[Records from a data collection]
>> Start
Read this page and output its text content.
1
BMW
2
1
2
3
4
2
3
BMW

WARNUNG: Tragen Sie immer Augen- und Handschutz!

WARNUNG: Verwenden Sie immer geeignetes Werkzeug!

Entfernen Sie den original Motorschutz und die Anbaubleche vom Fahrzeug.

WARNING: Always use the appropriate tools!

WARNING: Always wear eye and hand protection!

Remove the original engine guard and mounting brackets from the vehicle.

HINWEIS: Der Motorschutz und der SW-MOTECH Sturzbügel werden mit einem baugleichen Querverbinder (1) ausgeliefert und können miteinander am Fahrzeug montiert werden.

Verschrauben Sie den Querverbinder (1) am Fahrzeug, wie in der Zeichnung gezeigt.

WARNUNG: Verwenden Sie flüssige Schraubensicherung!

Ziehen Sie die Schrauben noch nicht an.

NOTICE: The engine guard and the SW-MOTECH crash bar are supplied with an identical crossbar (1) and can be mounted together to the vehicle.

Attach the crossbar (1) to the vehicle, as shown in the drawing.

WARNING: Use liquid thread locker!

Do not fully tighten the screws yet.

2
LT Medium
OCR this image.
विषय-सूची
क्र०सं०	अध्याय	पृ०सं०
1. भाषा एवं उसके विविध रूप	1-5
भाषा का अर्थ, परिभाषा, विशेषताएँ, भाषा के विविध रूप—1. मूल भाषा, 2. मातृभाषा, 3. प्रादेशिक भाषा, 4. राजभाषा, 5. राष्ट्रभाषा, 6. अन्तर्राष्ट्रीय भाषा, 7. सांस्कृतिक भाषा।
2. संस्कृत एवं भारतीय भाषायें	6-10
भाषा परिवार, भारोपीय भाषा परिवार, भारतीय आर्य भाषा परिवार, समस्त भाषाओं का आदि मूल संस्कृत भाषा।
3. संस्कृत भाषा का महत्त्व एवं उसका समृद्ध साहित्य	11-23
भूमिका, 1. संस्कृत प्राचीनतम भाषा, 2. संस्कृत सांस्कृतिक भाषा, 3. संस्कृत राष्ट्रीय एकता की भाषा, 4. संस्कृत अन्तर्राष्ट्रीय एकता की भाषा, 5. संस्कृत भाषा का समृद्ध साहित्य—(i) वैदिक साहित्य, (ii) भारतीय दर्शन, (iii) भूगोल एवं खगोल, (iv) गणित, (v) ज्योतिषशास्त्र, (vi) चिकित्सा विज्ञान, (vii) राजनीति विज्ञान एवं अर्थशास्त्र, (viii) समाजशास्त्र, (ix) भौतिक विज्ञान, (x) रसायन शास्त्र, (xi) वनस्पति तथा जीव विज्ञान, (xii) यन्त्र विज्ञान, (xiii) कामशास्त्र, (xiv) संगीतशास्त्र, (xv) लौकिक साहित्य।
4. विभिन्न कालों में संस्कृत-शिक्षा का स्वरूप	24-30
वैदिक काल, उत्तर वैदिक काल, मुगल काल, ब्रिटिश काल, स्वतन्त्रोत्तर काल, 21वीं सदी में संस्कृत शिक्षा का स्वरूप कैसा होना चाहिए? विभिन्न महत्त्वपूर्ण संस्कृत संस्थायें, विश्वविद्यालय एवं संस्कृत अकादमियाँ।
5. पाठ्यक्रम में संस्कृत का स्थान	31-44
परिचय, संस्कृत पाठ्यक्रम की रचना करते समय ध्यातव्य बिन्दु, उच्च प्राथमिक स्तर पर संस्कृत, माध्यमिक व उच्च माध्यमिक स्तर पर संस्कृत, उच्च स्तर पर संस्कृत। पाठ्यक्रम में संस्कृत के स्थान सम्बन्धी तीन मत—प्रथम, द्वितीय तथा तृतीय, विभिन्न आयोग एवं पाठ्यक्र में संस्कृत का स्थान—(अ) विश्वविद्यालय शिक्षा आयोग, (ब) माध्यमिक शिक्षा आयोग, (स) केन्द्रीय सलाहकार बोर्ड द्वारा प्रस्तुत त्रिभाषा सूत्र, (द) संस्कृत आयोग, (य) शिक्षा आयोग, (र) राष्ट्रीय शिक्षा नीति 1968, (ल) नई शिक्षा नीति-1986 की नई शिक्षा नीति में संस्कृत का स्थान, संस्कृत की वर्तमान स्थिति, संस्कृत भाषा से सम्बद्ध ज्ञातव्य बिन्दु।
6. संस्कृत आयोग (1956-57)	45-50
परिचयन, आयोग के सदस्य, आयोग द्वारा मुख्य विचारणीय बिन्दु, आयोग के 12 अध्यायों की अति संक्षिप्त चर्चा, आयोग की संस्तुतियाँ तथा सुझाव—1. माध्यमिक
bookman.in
>> End
■ Exercise prompt ■
Output every entry shown above, exactly.

■ The completed task ■
Read this page and output its text content.
1
BMW
2
1
2
3
4
2
3
BMW

WARNUNG: Tragen Sie immer Augen- und Handschutz!

WARNUNG: Verwenden Sie immer geeignetes Werkzeug!

Entfernen Sie den original Motorschutz und die Anbaubleche vom Fahrzeug.

WARNING: Always use the appropriate tools!

WARNING: Always wear eye and hand protection!

Remove the original engine guard and mounting brackets from the vehicle.

HINWEIS: Der Motorschutz und der SW-MOTECH Sturzbügel werden mit einem baugleichen Querverbinder (1) ausgeliefert und können miteinander am Fahrzeug montiert werden.

Verschrauben Sie den Querverbinder (1) am Fahrzeug, wie in der Zeichnung gezeigt.

WARNUNG: Verwenden Sie flüssige Schraubensicherung!

Ziehen Sie die Schrauben noch nicht an.

NOTICE: The engine guard and the SW-MOTECH crash bar are supplied with an identical crossbar (1) and can be mounted together to the vehicle.

Attach the crossbar (1) to the vehicle, as shown in the drawing.

WARNING: Use liquid thread locker!

Do not fully tighten the screws yet.

2
LT Medium
OCR this image.
विषय-सूची
क्र०सं०	अध्याय	पृ०सं०
1. भाषा एवं उसके विविध रूप	1-5
भाषा का अर्थ, परिभाषा, विशेषताएँ, भाषा के विविध रूप—1. मूल भाषा, 2. मातृभाषा, 3. प्रादेशिक भाषा, 4. राजभाषा, 5. राष्ट्रभाषा, 6. अन्तर्राष्ट्रीय भाषा, 7. सांस्कृतिक भाषा।
2. संस्कृत एवं भारतीय भाषायें	6-10
भाषा परिवार, भारोपीय भाषा परिवार, भारतीय आर्य भाषा परिवार, समस्त भाषाओं का आदि मूल संस्कृत भाषा।
3. संस्कृत भाषा का महत्त्व एवं उसका समृद्ध साहित्य	11-23
भूमिका, 1. संस्कृत प्राचीनतम भाषा, 2. संस्कृत सांस्कृतिक भाषा, 3. संस्कृत राष्ट्रीय एकता की भाषा, 4. संस्कृत अन्तर्राष्ट्रीय एकता की भाषा, 5. संस्कृत भाषा का समृद्ध साहित्य—(i) वैदिक साहित्य, (ii) भारतीय दर्शन, (iii) भूगोल एवं खगोल, (iv) गणित, (v) ज्योतिषशास्त्र, (vi) चिकित्सा विज्ञान, (vii) राजनीति विज्ञान एवं अर्थशास्त्र, (viii) समाजशास्त्र, (ix) भौतिक विज्ञान, (x) रसायन शास्त्र, (xi) वनस्पति तथा जीव विज्ञान, (xii) यन्त्र विज्ञान, (xiii) कामशास्त्र, (xiv) संगीतशास्त्र, (xv) लौकिक साहित्य।
4. विभिन्न कालों में संस्कृत-शिक्षा का स्वरूप	24-30
वैदिक काल, उत्तर वैदिक काल, मुगल काल, ब्रिटिश काल, स्वतन्त्रोत्तर काल, 21वीं सदी में संस्कृत शिक्षा का स्वरूप कैसा होना चाहिए? विभिन्न महत्त्वपूर्ण संस्कृत संस्थायें, विश्वविद्यालय एवं संस्कृत अकादमियाँ।
5. पाठ्यक्रम में संस्कृत का स्थान	31-44
परिचय, संस्कृत पाठ्यक्रम की रचना करते समय ध्यातव्य बिन्दु, उच्च प्राथमिक स्तर पर संस्कृत, माध्यमिक व उच्च माध्यमिक स्तर पर संस्कृत, उच्च स्तर पर संस्कृत। पाठ्यक्रम में संस्कृत के स्थान सम्बन्धी तीन मत—प्रथम, द्वितीय तथा तृतीय, विभिन्न आयोग एवं पाठ्यक्र में संस्कृत का स्थान—(अ) विश्वविद्यालय शिक्षा आयोग, (ब) माध्यमिक शिक्षा आयोग, (स) केन्द्रीय सलाहकार बोर्ड द्वारा प्रस्तुत त्रिभाषा सूत्र, (द) संस्कृत आयोग, (य) शिक्षा आयोग, (र) राष्ट्रीय शिक्षा नीति 1968, (ल) नई शिक्षा नीति-1986 की नई शिक्षा नीति में संस्कृत का स्थान, संस्कृत की वर्तमान स्थिति, संस्कृत भाषा से सम्बद्ध ज्ञातव्य बिन्दु।
6. संस्कृत आयोग (1956-57)	45-50
परिचयन, आयोग के सदस्य, आयोग द्वारा मुख्य विचारणीय बिन्दु, आयोग के 12 अध्यायों की अति संक्षिप्त चर्चा, आयोग की संस्तुतियाँ तथा सुझाव—1. माध्यमिक
bookman.in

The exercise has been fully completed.